**Figure record extracts:**
>> START
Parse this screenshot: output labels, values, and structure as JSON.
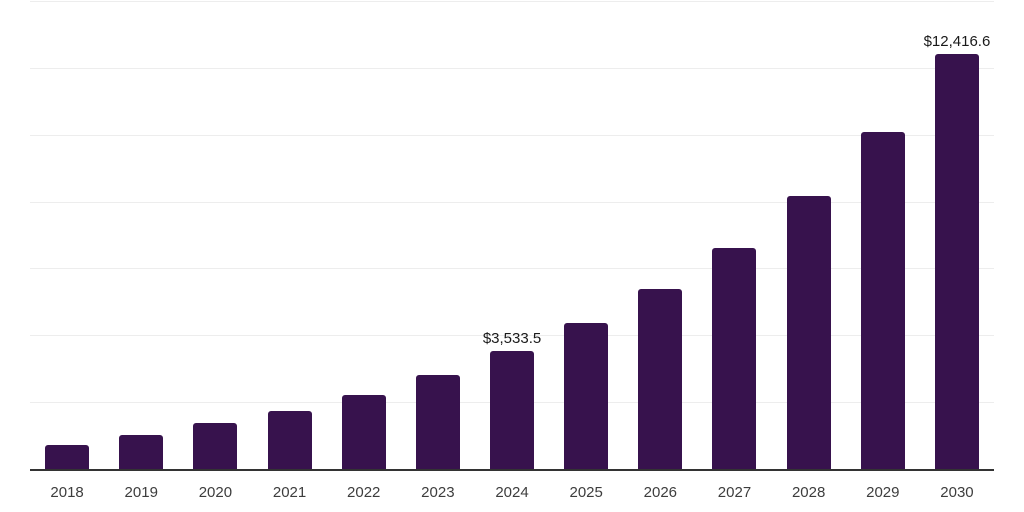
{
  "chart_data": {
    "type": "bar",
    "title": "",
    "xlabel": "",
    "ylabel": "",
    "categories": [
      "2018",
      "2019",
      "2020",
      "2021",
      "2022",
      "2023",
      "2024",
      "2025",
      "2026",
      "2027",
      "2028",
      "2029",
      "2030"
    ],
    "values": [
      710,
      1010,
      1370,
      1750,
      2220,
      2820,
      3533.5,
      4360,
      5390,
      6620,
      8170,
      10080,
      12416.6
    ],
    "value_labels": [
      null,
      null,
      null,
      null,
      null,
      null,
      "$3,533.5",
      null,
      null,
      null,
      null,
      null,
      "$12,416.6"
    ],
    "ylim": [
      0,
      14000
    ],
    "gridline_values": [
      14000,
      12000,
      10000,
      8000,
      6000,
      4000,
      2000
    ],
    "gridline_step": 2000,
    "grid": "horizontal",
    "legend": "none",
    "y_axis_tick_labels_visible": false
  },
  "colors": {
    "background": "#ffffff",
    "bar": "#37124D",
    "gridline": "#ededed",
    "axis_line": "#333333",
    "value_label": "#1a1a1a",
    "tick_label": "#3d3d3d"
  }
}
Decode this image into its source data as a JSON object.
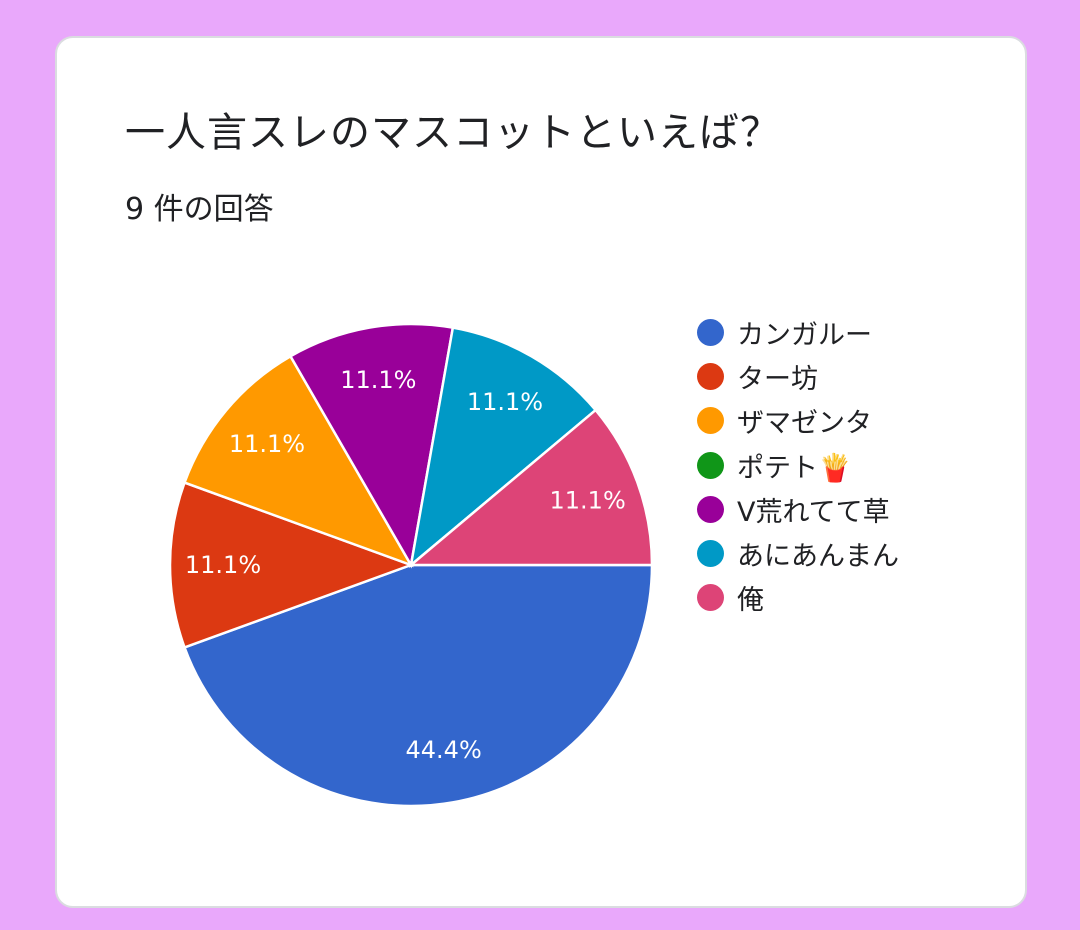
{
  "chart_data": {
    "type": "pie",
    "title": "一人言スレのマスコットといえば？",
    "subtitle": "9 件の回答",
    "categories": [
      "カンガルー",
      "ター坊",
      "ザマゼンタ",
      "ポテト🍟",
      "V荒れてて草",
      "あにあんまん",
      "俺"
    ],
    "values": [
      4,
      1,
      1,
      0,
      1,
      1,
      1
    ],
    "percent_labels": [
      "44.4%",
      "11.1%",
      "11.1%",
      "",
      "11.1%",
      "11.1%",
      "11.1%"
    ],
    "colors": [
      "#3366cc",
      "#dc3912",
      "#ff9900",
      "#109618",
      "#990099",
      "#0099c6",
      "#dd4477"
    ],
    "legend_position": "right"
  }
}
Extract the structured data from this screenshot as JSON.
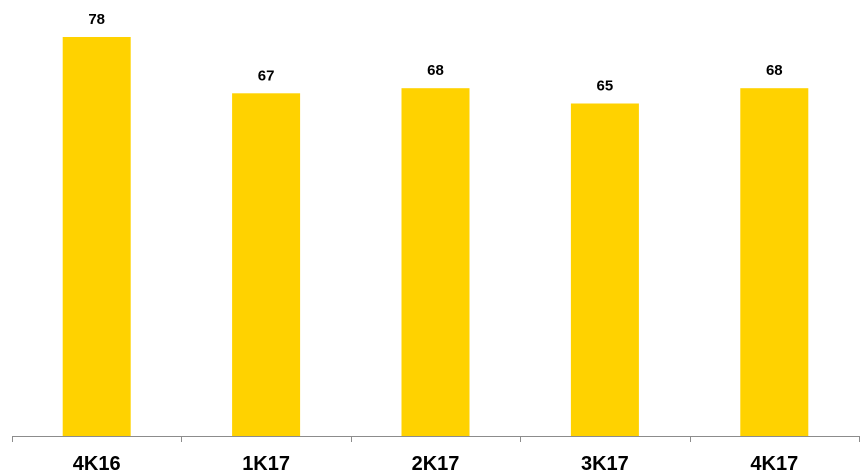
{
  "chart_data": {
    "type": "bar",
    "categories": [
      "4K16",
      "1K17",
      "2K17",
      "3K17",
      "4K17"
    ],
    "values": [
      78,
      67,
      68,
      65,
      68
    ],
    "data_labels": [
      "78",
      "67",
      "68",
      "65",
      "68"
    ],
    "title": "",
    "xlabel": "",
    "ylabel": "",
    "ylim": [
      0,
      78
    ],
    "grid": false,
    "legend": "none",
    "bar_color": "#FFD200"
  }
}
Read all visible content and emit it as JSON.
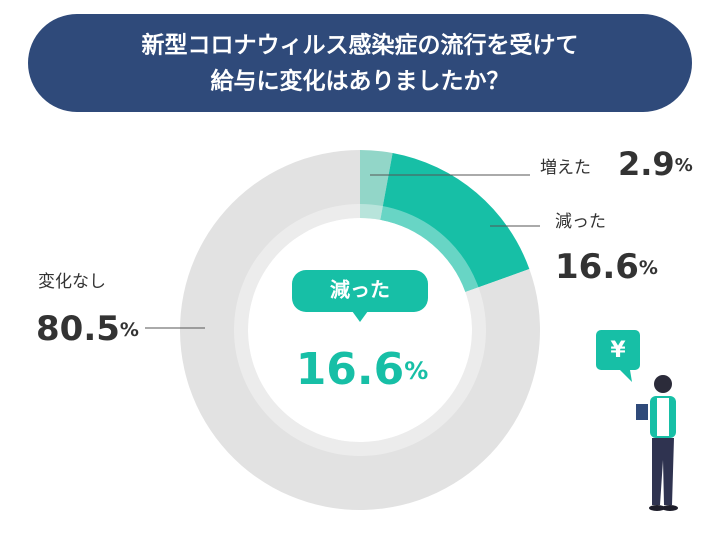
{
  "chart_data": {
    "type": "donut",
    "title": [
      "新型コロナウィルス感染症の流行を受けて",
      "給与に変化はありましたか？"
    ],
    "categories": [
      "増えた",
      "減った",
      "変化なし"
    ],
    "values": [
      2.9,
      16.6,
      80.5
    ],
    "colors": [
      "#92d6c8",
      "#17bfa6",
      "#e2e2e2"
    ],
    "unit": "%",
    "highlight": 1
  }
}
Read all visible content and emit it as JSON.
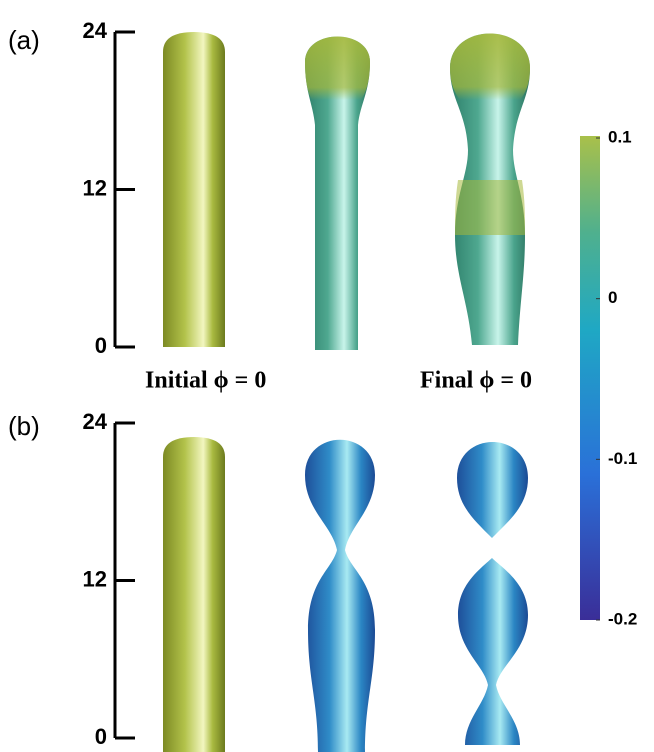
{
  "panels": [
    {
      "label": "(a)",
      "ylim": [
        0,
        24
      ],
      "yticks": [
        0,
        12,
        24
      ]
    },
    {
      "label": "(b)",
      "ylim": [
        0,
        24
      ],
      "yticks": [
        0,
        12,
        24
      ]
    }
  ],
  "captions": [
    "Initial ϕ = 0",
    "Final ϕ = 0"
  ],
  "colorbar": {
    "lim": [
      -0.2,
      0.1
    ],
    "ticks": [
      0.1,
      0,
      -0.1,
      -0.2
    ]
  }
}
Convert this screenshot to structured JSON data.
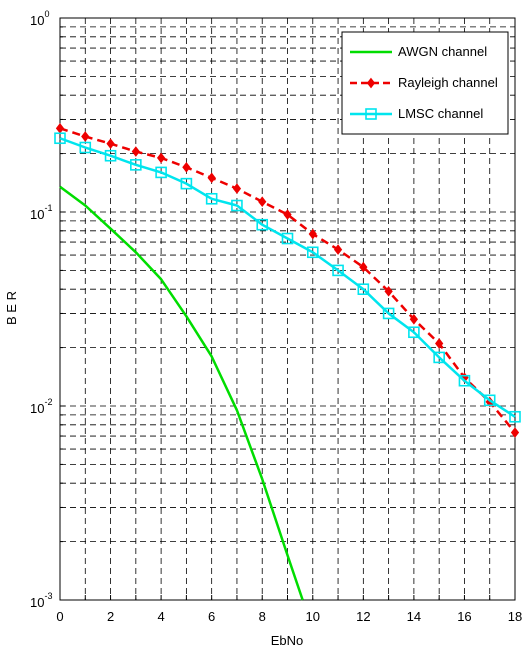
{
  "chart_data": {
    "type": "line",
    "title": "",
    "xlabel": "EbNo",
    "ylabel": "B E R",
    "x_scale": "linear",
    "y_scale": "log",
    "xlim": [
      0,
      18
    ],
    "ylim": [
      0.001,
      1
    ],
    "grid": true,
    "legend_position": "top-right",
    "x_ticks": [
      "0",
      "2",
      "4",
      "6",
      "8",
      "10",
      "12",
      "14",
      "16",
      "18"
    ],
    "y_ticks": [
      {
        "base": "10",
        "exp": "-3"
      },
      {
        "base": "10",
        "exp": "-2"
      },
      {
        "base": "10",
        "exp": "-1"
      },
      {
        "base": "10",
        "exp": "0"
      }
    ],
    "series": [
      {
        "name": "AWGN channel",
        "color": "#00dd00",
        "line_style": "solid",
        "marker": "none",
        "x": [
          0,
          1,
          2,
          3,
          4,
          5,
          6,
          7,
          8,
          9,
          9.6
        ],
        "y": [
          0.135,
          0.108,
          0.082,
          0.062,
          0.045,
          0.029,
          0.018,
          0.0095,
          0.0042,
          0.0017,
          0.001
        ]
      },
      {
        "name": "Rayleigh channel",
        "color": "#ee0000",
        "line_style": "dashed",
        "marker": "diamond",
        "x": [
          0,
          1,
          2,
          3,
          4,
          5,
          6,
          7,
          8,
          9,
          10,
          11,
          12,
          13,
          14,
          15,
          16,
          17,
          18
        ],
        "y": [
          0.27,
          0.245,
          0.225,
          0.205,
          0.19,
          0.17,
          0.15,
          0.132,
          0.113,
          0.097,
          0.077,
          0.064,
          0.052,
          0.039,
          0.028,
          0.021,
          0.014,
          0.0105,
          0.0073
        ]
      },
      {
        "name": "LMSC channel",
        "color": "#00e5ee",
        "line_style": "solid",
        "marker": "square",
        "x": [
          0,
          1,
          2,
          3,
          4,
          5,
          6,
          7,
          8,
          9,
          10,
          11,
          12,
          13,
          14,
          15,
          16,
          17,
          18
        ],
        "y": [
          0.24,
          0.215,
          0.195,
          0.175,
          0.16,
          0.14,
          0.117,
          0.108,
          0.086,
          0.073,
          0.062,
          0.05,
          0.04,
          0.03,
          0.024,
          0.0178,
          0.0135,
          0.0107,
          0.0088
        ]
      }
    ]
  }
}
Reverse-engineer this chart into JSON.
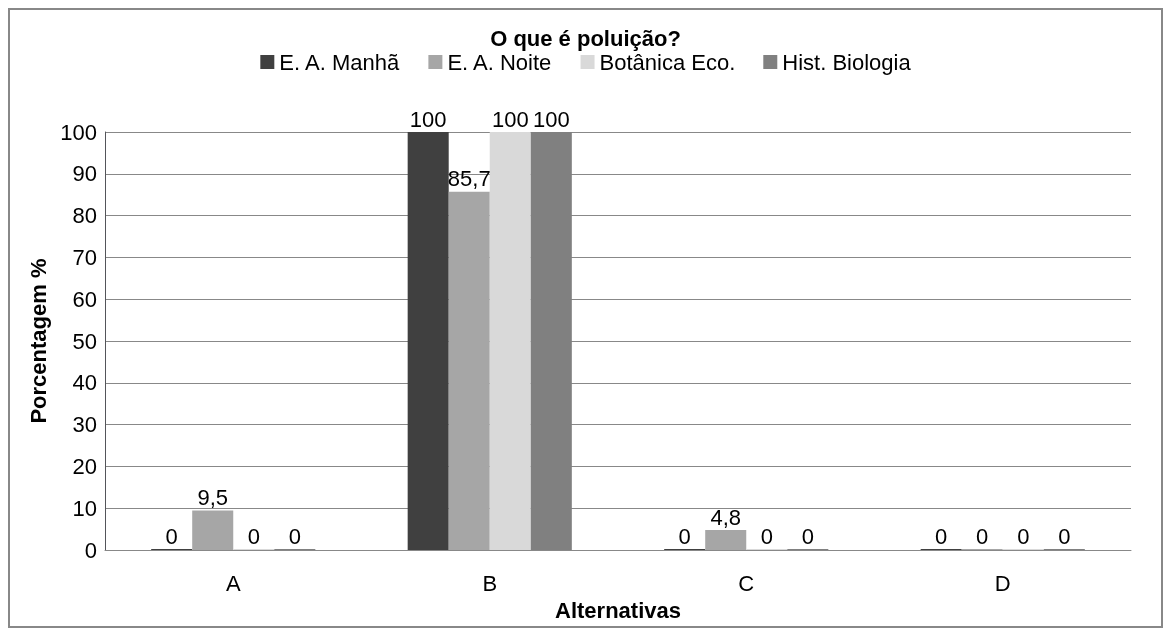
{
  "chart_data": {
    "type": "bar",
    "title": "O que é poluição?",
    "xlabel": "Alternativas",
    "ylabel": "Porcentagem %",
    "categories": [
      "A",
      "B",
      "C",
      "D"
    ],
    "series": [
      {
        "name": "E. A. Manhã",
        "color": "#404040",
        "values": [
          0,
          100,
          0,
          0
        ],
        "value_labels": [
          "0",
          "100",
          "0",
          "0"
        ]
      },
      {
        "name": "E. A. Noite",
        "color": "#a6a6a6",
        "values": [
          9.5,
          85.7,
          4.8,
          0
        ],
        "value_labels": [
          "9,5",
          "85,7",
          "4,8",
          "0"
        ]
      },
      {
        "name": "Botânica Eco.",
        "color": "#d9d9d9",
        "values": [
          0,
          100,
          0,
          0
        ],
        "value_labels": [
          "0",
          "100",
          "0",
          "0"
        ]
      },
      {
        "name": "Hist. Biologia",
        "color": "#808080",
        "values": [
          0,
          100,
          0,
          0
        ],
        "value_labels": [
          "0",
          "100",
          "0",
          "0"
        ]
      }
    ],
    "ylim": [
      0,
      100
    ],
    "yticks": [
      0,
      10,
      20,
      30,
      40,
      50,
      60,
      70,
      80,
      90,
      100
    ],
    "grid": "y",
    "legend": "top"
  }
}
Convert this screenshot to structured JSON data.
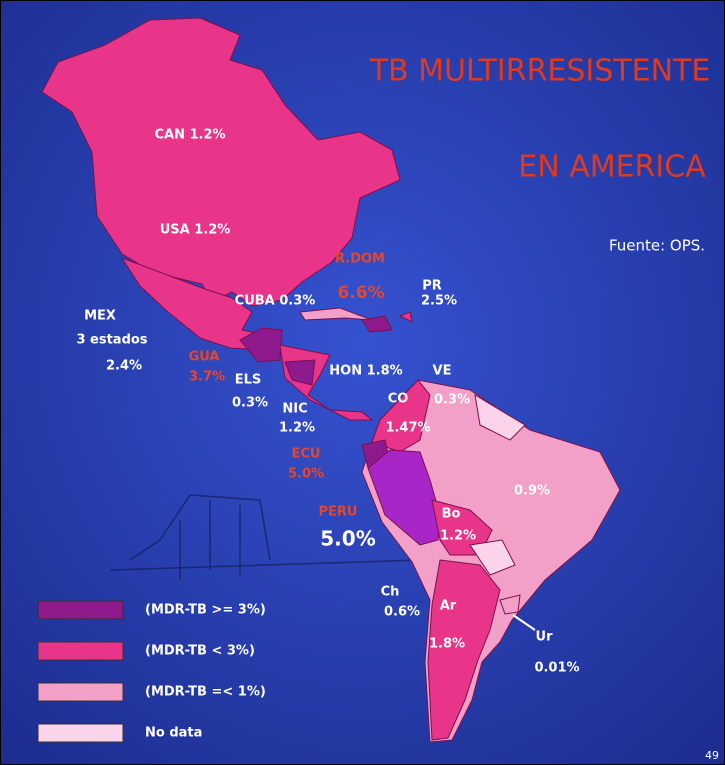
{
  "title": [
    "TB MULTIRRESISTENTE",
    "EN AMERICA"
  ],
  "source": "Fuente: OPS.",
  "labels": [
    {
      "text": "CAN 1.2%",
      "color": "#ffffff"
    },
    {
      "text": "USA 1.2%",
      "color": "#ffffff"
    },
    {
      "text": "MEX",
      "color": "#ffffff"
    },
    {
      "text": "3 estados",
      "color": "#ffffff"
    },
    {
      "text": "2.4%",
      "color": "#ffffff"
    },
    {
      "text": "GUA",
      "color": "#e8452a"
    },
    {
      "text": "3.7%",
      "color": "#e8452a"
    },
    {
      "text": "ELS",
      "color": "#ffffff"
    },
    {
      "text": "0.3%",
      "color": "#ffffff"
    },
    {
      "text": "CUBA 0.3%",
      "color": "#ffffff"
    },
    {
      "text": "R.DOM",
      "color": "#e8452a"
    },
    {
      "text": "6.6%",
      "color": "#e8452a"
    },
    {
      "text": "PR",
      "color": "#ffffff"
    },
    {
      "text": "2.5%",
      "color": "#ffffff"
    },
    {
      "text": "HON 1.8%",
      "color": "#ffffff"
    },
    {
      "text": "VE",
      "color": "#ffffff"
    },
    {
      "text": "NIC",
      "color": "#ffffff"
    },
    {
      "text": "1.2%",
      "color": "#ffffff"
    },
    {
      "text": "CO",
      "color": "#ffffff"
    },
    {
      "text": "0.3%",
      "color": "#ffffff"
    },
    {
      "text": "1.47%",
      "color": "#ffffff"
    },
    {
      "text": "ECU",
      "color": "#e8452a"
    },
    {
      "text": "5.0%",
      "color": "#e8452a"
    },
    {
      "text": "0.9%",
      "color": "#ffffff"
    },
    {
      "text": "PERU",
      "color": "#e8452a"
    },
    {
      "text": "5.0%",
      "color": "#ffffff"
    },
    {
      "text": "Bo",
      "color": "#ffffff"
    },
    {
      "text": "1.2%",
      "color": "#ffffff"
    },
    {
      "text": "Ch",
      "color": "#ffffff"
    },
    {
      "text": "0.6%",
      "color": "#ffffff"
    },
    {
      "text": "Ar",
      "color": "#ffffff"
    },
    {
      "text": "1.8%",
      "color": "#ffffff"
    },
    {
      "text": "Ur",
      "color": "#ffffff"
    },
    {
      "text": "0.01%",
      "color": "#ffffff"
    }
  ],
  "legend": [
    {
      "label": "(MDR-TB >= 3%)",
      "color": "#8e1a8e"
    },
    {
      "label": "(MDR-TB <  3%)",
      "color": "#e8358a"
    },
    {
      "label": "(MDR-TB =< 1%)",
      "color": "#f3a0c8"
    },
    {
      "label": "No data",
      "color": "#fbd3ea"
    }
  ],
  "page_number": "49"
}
>> END
**The task:**
Search the data above for the word "this", then gather each line in which it appears.

**Complete response:**
Parse this screenshot: output labels, values, and structure as JSON.
Decode this image into its source data as a JSON object.
Extract the structured data from this screenshot as JSON.
Convert this screenshot to structured JSON data.
Reverse-engineer this chart into JSON.
Convert this screenshot to structured JSON data.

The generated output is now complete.